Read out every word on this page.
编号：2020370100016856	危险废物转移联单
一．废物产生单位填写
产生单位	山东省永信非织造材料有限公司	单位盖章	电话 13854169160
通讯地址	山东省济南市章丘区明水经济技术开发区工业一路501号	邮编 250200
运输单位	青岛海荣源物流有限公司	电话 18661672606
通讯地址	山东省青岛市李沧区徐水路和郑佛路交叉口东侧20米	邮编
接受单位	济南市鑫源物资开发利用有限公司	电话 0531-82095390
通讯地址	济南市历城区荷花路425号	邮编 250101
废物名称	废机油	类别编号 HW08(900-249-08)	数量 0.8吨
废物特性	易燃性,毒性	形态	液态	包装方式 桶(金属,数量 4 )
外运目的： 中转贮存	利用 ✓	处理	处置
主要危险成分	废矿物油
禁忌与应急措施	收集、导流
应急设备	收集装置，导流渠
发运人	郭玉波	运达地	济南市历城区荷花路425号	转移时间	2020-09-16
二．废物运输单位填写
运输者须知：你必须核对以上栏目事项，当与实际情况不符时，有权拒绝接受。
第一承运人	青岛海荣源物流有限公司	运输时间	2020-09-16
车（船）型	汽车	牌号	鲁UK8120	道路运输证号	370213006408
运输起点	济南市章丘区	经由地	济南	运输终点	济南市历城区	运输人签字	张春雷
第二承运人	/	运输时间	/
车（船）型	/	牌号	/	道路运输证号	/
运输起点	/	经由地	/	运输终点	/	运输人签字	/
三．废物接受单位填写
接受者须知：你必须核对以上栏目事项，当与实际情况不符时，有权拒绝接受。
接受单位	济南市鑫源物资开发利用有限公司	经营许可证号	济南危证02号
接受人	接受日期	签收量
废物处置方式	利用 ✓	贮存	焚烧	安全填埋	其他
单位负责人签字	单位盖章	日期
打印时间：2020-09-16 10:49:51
◆ ◆ ◆ ◆ ◆ ◆ ◆
» Brief
Set down every line of the listing above again, exactly as given.

» Full solution
Read out every word on this page.
编号：2020370100016856	危险废物转移联单
一．废物产生单位填写
产生单位	山东省永信非织造材料有限公司	单位盖章	电话 13854169160
通讯地址	山东省济南市章丘区明水经济技术开发区工业一路501号	邮编 250200
运输单位	青岛海荣源物流有限公司	电话 18661672606
通讯地址	山东省青岛市李沧区徐水路和郑佛路交叉口东侧20米	邮编
接受单位	济南市鑫源物资开发利用有限公司	电话 0531-82095390
通讯地址	济南市历城区荷花路425号	邮编 250101
废物名称	废机油	类别编号 HW08(900-249-08)	数量 0.8吨
废物特性	易燃性,毒性	形态	液态	包装方式 桶(金属,数量 4 )
外运目的： 中转贮存	利用 ✓	处理	处置
主要危险成分	废矿物油
禁忌与应急措施	收集、导流
应急设备	收集装置，导流渠
发运人	郭玉波	运达地	济南市历城区荷花路425号	转移时间	2020-09-16
二．废物运输单位填写
运输者须知：你必须核对以上栏目事项，当与实际情况不符时，有权拒绝接受。
第一承运人	青岛海荣源物流有限公司	运输时间	2020-09-16
车（船）型	汽车	牌号	鲁UK8120	道路运输证号	370213006408
运输起点	济南市章丘区	经由地	济南	运输终点	济南市历城区	运输人签字	张春雷
第二承运人	/	运输时间	/
车（船）型	/	牌号	/	道路运输证号	/
运输起点	/	经由地	/	运输终点	/	运输人签字	/
三．废物接受单位填写
接受者须知：你必须核对以上栏目事项，当与实际情况不符时，有权拒绝接受。
接受单位	济南市鑫源物资开发利用有限公司	经营许可证号	济南危证02号
接受人	接受日期	签收量
废物处置方式	利用 ✓	贮存	焚烧	安全填埋	其他
单位负责人签字	单位盖章	日期
打印时间：2020-09-16 10:49:51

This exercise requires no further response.